==== TASK DATA ====
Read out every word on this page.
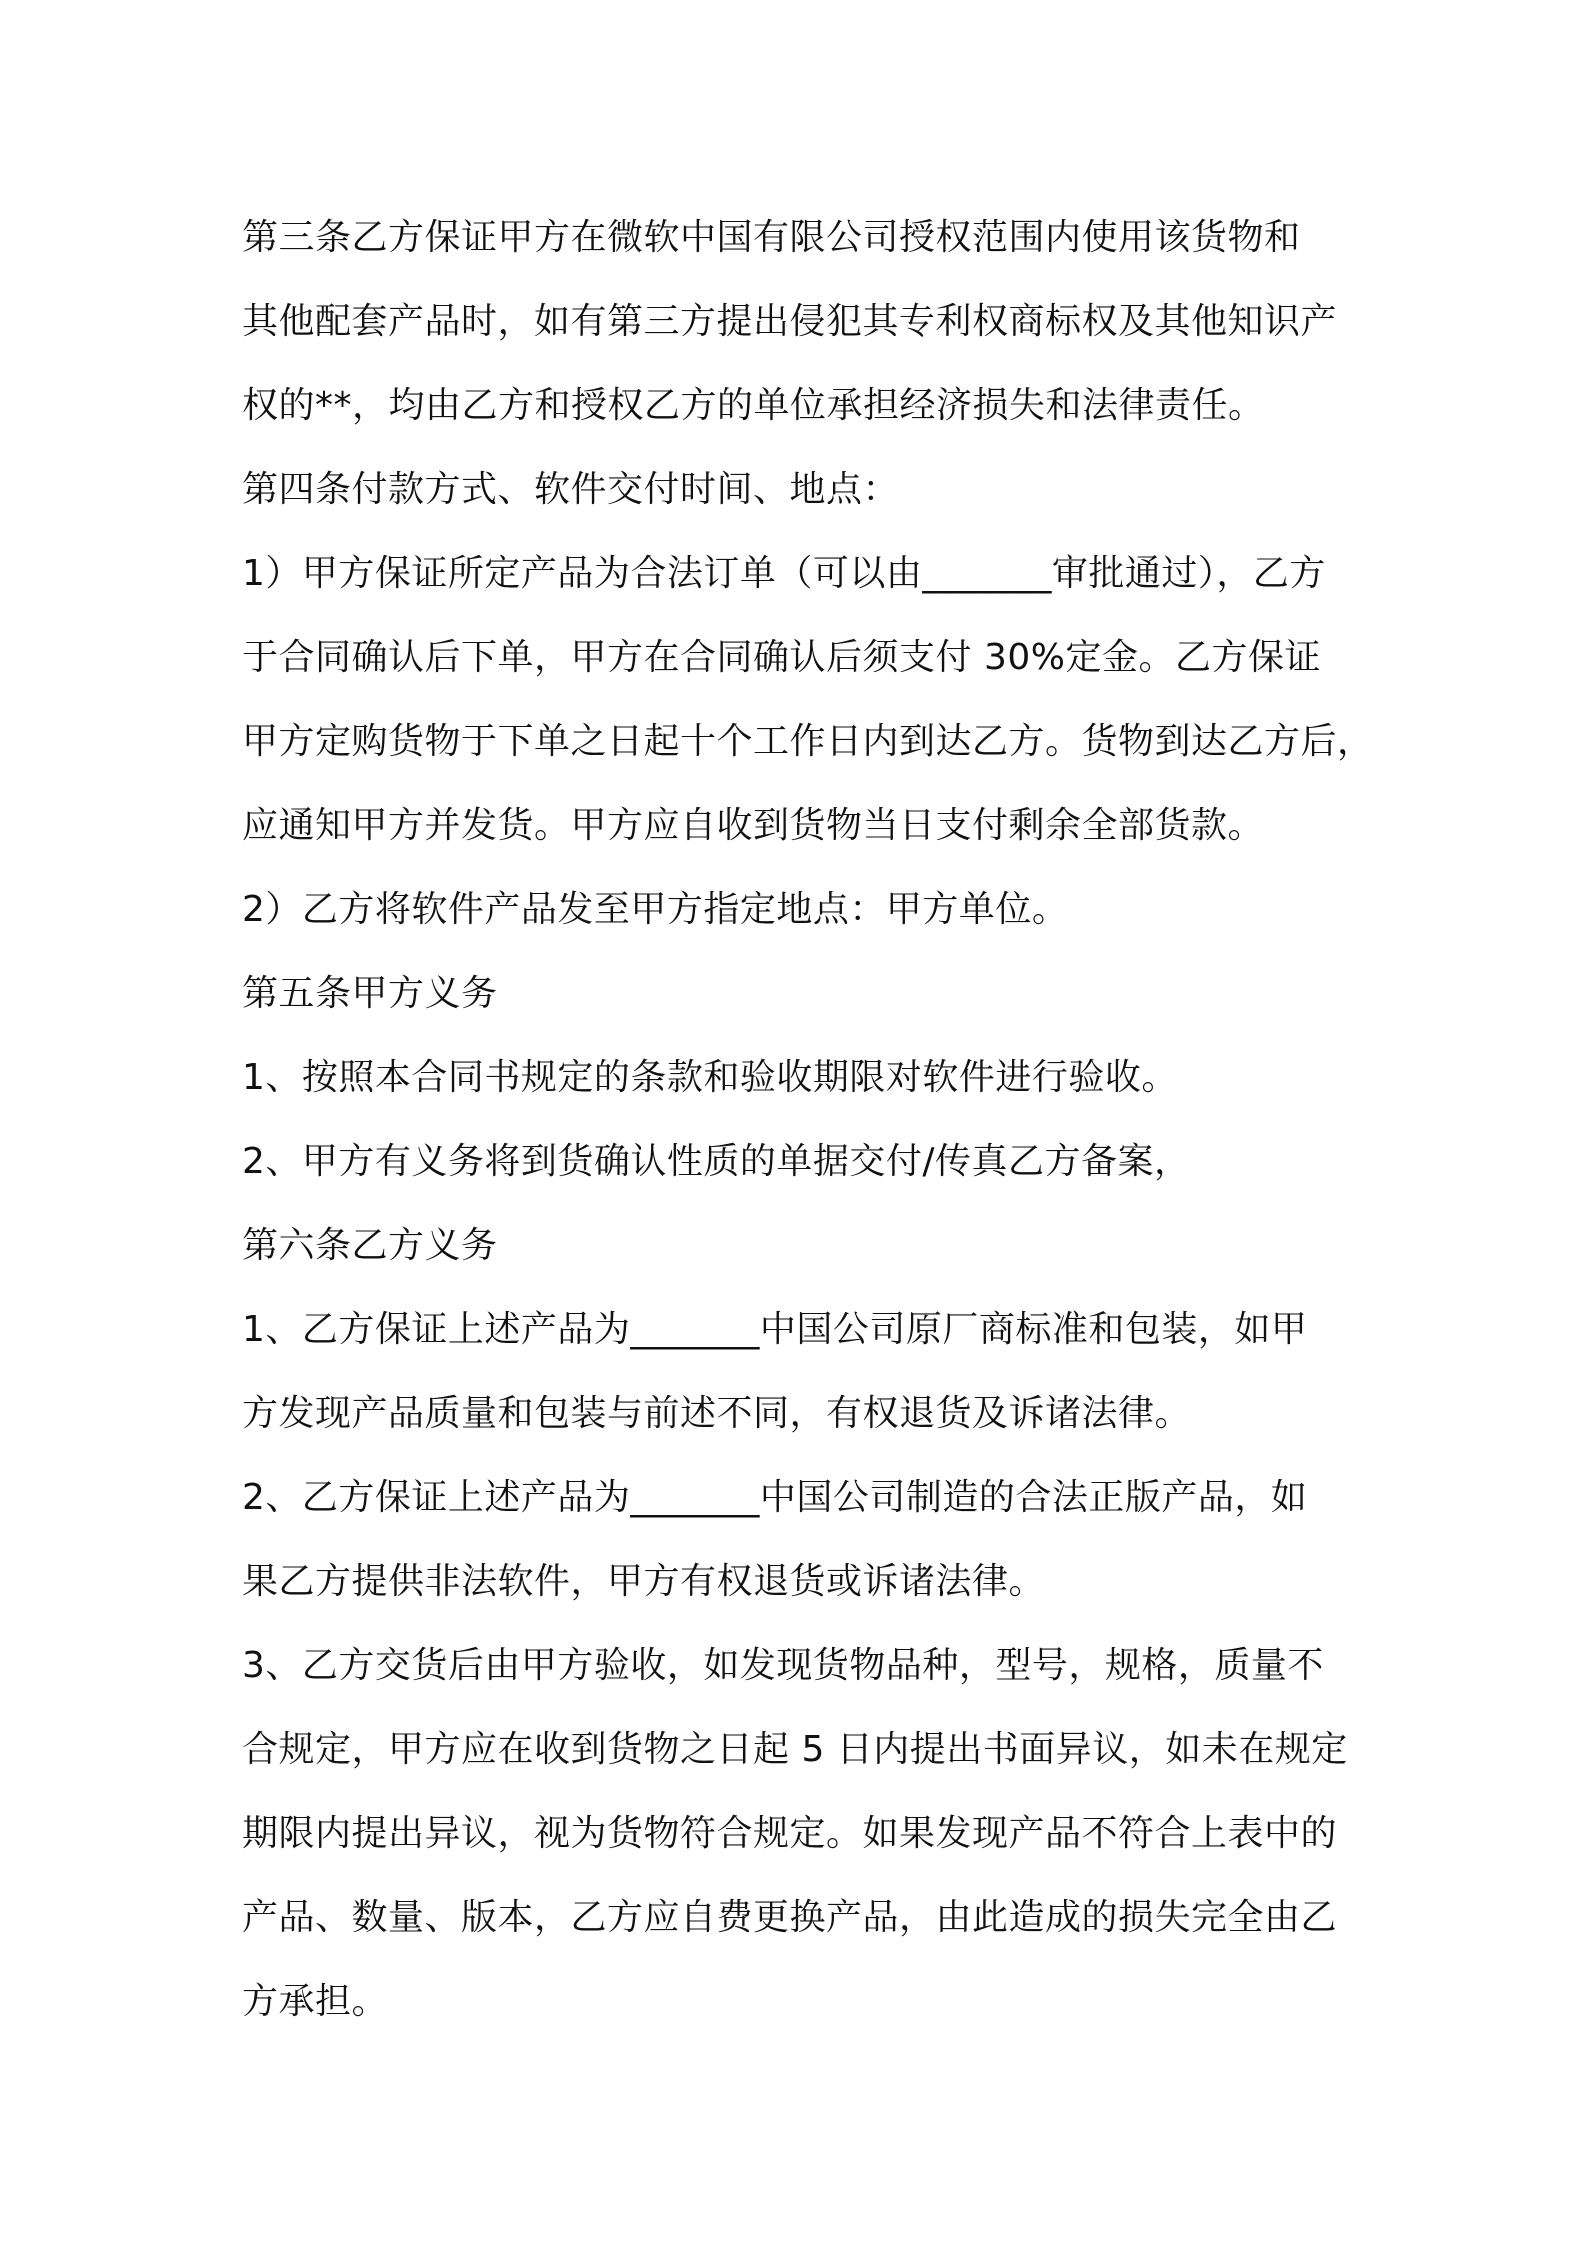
第三条乙方保证甲方在微软中国有限公司授权范围内使用该货物和
其他配套产品时，如有第三方提出侵犯其专利权商标权及其他知识产
权的**，均由乙方和授权乙方的单位承担经济损失和法律责任。
第四条付款方式、软件交付时间、地点：
1）甲方保证所定产品为合法订单（可以由_______审批通过），乙方
于合同确认后下单，甲方在合同确认后须支付 30%定金。乙方保证
甲方定购货物于下单之日起十个工作日内到达乙方。货物到达乙方后，
应通知甲方并发货。甲方应自收到货物当日支付剩余全部货款。
2）乙方将软件产品发至甲方指定地点：甲方单位。
第五条甲方义务
1、按照本合同书规定的条款和验收期限对软件进行验收。
2、甲方有义务将到货确认性质的单据交付/传真乙方备案，
第六条乙方义务
1、乙方保证上述产品为_______中国公司原厂商标准和包装，如甲
方发现产品质量和包装与前述不同，有权退货及诉诸法律。
2、乙方保证上述产品为_______中国公司制造的合法正版产品，如
果乙方提供非法软件，甲方有权退货或诉诸法律。
3、乙方交货后由甲方验收，如发现货物品种，型号，规格，质量不
合规定，甲方应在收到货物之日起 5 日内提出书面异议，如未在规定
期限内提出异议，视为货物符合规定。如果发现产品不符合上表中的
产品、数量、版本，乙方应自费更换产品，由此造成的损失完全由乙
方承担。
====
* [TASK DETAILS]:
Copy the data character for character, but drop all pictures from the copy.

* [RESPONSE FOR THIS EXERCISE]:
Read out every word on this page.
第三条乙方保证甲方在微软中国有限公司授权范围内使用该货物和
其他配套产品时，如有第三方提出侵犯其专利权商标权及其他知识产
权的**，均由乙方和授权乙方的单位承担经济损失和法律责任。
第四条付款方式、软件交付时间、地点：
1）甲方保证所定产品为合法订单（可以由_______审批通过），乙方
于合同确认后下单，甲方在合同确认后须支付 30%定金。乙方保证
甲方定购货物于下单之日起十个工作日内到达乙方。货物到达乙方后，
应通知甲方并发货。甲方应自收到货物当日支付剩余全部货款。
2）乙方将软件产品发至甲方指定地点：甲方单位。
第五条甲方义务
1、按照本合同书规定的条款和验收期限对软件进行验收。
2、甲方有义务将到货确认性质的单据交付/传真乙方备案，
第六条乙方义务
1、乙方保证上述产品为_______中国公司原厂商标准和包装，如甲
方发现产品质量和包装与前述不同，有权退货及诉诸法律。
2、乙方保证上述产品为_______中国公司制造的合法正版产品，如
果乙方提供非法软件，甲方有权退货或诉诸法律。
3、乙方交货后由甲方验收，如发现货物品种，型号，规格，质量不
合规定，甲方应在收到货物之日起 5 日内提出书面异议，如未在规定
期限内提出异议，视为货物符合规定。如果发现产品不符合上表中的
产品、数量、版本，乙方应自费更换产品，由此造成的损失完全由乙
方承担。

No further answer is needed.